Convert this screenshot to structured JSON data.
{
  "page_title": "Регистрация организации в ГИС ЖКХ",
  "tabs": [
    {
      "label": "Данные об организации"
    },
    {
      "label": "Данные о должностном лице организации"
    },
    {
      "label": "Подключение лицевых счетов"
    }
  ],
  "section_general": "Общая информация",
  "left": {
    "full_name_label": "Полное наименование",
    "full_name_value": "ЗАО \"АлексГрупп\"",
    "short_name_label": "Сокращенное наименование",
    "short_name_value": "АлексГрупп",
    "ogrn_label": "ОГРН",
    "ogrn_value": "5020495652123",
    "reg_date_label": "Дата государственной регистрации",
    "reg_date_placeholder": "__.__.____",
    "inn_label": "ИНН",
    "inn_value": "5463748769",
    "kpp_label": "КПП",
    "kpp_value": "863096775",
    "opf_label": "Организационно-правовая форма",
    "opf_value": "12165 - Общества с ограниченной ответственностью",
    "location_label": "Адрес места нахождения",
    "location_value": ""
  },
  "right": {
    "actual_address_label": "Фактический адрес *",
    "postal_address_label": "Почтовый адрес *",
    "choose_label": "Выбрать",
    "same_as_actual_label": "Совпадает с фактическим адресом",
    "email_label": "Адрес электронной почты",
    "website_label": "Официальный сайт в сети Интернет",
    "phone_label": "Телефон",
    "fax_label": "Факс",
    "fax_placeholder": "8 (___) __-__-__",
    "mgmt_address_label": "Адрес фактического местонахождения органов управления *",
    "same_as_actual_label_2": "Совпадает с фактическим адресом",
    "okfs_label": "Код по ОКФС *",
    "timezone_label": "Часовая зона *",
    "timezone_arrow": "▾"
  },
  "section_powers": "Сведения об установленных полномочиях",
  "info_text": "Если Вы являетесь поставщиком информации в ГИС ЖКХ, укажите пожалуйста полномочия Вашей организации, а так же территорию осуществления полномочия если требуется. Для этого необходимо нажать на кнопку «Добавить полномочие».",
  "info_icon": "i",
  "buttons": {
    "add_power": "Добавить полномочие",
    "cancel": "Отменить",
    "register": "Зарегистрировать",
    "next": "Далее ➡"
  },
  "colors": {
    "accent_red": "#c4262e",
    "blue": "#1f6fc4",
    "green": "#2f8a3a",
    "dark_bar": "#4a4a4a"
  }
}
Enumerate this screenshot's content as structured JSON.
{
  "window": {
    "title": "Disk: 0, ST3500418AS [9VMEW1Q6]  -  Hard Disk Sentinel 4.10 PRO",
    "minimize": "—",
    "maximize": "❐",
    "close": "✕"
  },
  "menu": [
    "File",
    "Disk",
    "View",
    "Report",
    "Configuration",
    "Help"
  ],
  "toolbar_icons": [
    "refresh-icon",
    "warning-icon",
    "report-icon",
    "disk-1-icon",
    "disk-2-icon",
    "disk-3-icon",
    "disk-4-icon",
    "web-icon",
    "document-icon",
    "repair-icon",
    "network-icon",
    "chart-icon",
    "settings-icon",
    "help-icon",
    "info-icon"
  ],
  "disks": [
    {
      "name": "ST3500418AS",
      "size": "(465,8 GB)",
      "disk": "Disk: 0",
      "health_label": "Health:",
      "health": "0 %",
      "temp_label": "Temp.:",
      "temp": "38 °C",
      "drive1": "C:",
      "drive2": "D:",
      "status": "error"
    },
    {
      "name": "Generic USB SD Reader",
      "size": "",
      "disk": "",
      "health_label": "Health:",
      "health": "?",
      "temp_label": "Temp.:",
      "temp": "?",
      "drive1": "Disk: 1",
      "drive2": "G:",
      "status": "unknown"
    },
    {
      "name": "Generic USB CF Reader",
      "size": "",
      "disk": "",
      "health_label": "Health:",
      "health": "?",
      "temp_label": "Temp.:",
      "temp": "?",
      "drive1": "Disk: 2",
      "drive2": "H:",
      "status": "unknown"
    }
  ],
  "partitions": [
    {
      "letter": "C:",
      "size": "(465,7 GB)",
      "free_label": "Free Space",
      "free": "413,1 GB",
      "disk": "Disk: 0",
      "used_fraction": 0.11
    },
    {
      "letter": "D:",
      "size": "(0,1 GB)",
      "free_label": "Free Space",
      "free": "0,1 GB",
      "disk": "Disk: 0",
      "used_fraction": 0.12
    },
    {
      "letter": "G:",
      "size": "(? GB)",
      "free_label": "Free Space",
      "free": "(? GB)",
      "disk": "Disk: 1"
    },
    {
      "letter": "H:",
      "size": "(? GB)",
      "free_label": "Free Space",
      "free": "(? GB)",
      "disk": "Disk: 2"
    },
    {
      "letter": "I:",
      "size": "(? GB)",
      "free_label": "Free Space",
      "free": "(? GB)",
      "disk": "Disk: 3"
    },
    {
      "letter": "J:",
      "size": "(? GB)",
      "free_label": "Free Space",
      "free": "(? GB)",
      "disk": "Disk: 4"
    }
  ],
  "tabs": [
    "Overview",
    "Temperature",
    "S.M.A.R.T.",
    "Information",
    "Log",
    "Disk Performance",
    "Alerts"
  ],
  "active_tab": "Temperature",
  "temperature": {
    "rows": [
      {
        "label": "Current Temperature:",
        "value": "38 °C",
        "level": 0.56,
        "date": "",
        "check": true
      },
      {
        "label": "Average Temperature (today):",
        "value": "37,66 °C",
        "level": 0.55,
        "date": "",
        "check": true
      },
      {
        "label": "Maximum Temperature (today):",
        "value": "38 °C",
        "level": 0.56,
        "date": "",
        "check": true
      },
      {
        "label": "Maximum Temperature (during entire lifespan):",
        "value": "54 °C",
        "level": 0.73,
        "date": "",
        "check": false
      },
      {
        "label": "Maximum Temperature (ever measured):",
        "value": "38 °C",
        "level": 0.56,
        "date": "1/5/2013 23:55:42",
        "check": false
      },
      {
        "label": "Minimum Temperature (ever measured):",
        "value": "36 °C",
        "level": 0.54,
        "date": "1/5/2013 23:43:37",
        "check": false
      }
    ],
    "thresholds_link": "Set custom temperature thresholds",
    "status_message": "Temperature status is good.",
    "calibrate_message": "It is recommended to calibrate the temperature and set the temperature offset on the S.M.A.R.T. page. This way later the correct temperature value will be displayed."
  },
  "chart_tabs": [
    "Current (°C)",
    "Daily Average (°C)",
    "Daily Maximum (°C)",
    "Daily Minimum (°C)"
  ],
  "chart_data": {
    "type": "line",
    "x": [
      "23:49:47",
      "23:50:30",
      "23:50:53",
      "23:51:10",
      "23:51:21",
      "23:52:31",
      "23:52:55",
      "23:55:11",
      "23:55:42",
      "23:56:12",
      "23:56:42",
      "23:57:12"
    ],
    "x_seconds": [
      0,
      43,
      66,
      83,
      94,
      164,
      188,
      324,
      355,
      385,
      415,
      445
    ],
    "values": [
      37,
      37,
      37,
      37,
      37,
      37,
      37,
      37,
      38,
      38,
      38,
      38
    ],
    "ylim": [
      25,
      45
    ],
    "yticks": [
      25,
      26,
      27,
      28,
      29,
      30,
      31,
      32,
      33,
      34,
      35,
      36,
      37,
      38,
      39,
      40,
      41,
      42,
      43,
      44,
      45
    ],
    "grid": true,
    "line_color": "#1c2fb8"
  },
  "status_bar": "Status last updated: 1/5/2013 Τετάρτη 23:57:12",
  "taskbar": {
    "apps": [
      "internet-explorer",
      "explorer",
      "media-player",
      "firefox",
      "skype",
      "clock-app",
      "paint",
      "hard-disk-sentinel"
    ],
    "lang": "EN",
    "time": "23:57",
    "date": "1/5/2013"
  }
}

## EXERCISE GOAL
Repeat the lines above exactly.

## CORRECT RESPONSE
Convert this screenshot to structured JSON data.
{
  "page_title": "Регистрация организации в ГИС ЖКХ",
  "tabs": [
    {
      "label": "Данные об организации"
    },
    {
      "label": "Данные о должностном лице организации"
    },
    {
      "label": "Подключение лицевых счетов"
    }
  ],
  "section_general": "Общая информация",
  "left": {
    "full_name_label": "Полное наименование",
    "full_name_value": "ЗАО \"АлексГрупп\"",
    "short_name_label": "Сокращенное наименование",
    "short_name_value": "АлексГрупп",
    "ogrn_label": "ОГРН",
    "ogrn_value": "5020495652123",
    "reg_date_label": "Дата государственной регистрации",
    "reg_date_placeholder": "__.__.____",
    "inn_label": "ИНН",
    "inn_value": "5463748769",
    "kpp_label": "КПП",
    "kpp_value": "863096775",
    "opf_label": "Организационно-правовая форма",
    "opf_value": "12165 - Общества с ограниченной ответственностью",
    "location_label": "Адрес места нахождения",
    "location_value": ""
  },
  "right": {
    "actual_address_label": "Фактический адрес *",
    "postal_address_label": "Почтовый адрес *",
    "choose_label": "Выбрать",
    "same_as_actual_label": "Совпадает с фактическим адресом",
    "email_label": "Адрес электронной почты",
    "website_label": "Официальный сайт в сети Интернет",
    "phone_label": "Телефон",
    "fax_label": "Факс",
    "fax_placeholder": "8 (___) __-__-__",
    "mgmt_address_label": "Адрес фактического местонахождения органов управления *",
    "same_as_actual_label_2": "Совпадает с фактическим адресом",
    "okfs_label": "Код по ОКФС *",
    "timezone_label": "Часовая зона *",
    "timezone_arrow": "▾"
  },
  "section_powers": "Сведения об установленных полномочиях",
  "info_text": "Если Вы являетесь поставщиком информации в ГИС ЖКХ, укажите пожалуйста полномочия Вашей организации, а так же территорию осуществления полномочия если требуется. Для этого необходимо нажать на кнопку «Добавить полномочие».",
  "info_icon": "i",
  "buttons": {
    "add_power": "Добавить полномочие",
    "cancel": "Отменить",
    "register": "Зарегистрировать",
    "next": "Далее ➡"
  },
  "colors": {
    "accent_red": "#c4262e",
    "blue": "#1f6fc4",
    "green": "#2f8a3a",
    "dark_bar": "#4a4a4a"
  }
}
Enumerate this screenshot's content as structured JSON.
{
  "window": {
    "title": "Disk: 0, ST3500418AS [9VMEW1Q6]  -  Hard Disk Sentinel 4.10 PRO",
    "minimize": "—",
    "maximize": "❐",
    "close": "✕"
  },
  "menu": [
    "File",
    "Disk",
    "View",
    "Report",
    "Configuration",
    "Help"
  ],
  "toolbar_icons": [
    "refresh-icon",
    "warning-icon",
    "report-icon",
    "disk-1-icon",
    "disk-2-icon",
    "disk-3-icon",
    "disk-4-icon",
    "web-icon",
    "document-icon",
    "repair-icon",
    "network-icon",
    "chart-icon",
    "settings-icon",
    "help-icon",
    "info-icon"
  ],
  "disks": [
    {
      "name": "ST3500418AS",
      "size": "(465,8 GB)",
      "disk": "Disk: 0",
      "health_label": "Health:",
      "health": "0 %",
      "temp_label": "Temp.:",
      "temp": "38 °C",
      "drive1": "C:",
      "drive2": "D:",
      "status": "error"
    },
    {
      "name": "Generic USB SD Reader",
      "size": "",
      "disk": "",
      "health_label": "Health:",
      "health": "?",
      "temp_label": "Temp.:",
      "temp": "?",
      "drive1": "Disk: 1",
      "drive2": "G:",
      "status": "unknown"
    },
    {
      "name": "Generic USB CF Reader",
      "size": "",
      "disk": "",
      "health_label": "Health:",
      "health": "?",
      "temp_label": "Temp.:",
      "temp": "?",
      "drive1": "Disk: 2",
      "drive2": "H:",
      "status": "unknown"
    }
  ],
  "partitions": [
    {
      "letter": "C:",
      "size": "(465,7 GB)",
      "free_label": "Free Space",
      "free": "413,1 GB",
      "disk": "Disk: 0",
      "used_fraction": 0.11
    },
    {
      "letter": "D:",
      "size": "(0,1 GB)",
      "free_label": "Free Space",
      "free": "0,1 GB",
      "disk": "Disk: 0",
      "used_fraction": 0.12
    },
    {
      "letter": "G:",
      "size": "(? GB)",
      "free_label": "Free Space",
      "free": "(? GB)",
      "disk": "Disk: 1"
    },
    {
      "letter": "H:",
      "size": "(? GB)",
      "free_label": "Free Space",
      "free": "(? GB)",
      "disk": "Disk: 2"
    },
    {
      "letter": "I:",
      "size": "(? GB)",
      "free_label": "Free Space",
      "free": "(? GB)",
      "disk": "Disk: 3"
    },
    {
      "letter": "J:",
      "size": "(? GB)",
      "free_label": "Free Space",
      "free": "(? GB)",
      "disk": "Disk: 4"
    }
  ],
  "tabs": [
    "Overview",
    "Temperature",
    "S.M.A.R.T.",
    "Information",
    "Log",
    "Disk Performance",
    "Alerts"
  ],
  "active_tab": "Temperature",
  "temperature": {
    "rows": [
      {
        "label": "Current Temperature:",
        "value": "38 °C",
        "level": 0.56,
        "date": "",
        "check": true
      },
      {
        "label": "Average Temperature (today):",
        "value": "37,66 °C",
        "level": 0.55,
        "date": "",
        "check": true
      },
      {
        "label": "Maximum Temperature (today):",
        "value": "38 °C",
        "level": 0.56,
        "date": "",
        "check": true
      },
      {
        "label": "Maximum Temperature (during entire lifespan):",
        "value": "54 °C",
        "level": 0.73,
        "date": "",
        "check": false
      },
      {
        "label": "Maximum Temperature (ever measured):",
        "value": "38 °C",
        "level": 0.56,
        "date": "1/5/2013 23:55:42",
        "check": false
      },
      {
        "label": "Minimum Temperature (ever measured):",
        "value": "36 °C",
        "level": 0.54,
        "date": "1/5/2013 23:43:37",
        "check": false
      }
    ],
    "thresholds_link": "Set custom temperature thresholds",
    "status_message": "Temperature status is good.",
    "calibrate_message": "It is recommended to calibrate the temperature and set the temperature offset on the S.M.A.R.T. page. This way later the correct temperature value will be displayed."
  },
  "chart_tabs": [
    "Current (°C)",
    "Daily Average (°C)",
    "Daily Maximum (°C)",
    "Daily Minimum (°C)"
  ],
  "chart_data": {
    "type": "line",
    "x": [
      "23:49:47",
      "23:50:30",
      "23:50:53",
      "23:51:10",
      "23:51:21",
      "23:52:31",
      "23:52:55",
      "23:55:11",
      "23:55:42",
      "23:56:12",
      "23:56:42",
      "23:57:12"
    ],
    "x_seconds": [
      0,
      43,
      66,
      83,
      94,
      164,
      188,
      324,
      355,
      385,
      415,
      445
    ],
    "values": [
      37,
      37,
      37,
      37,
      37,
      37,
      37,
      37,
      38,
      38,
      38,
      38
    ],
    "ylim": [
      25,
      45
    ],
    "yticks": [
      25,
      26,
      27,
      28,
      29,
      30,
      31,
      32,
      33,
      34,
      35,
      36,
      37,
      38,
      39,
      40,
      41,
      42,
      43,
      44,
      45
    ],
    "grid": true,
    "line_color": "#1c2fb8"
  },
  "status_bar": "Status last updated: 1/5/2013 Τετάρτη 23:57:12",
  "taskbar": {
    "apps": [
      "internet-explorer",
      "explorer",
      "media-player",
      "firefox",
      "skype",
      "clock-app",
      "paint",
      "hard-disk-sentinel"
    ],
    "lang": "EN",
    "time": "23:57",
    "date": "1/5/2013"
  }
}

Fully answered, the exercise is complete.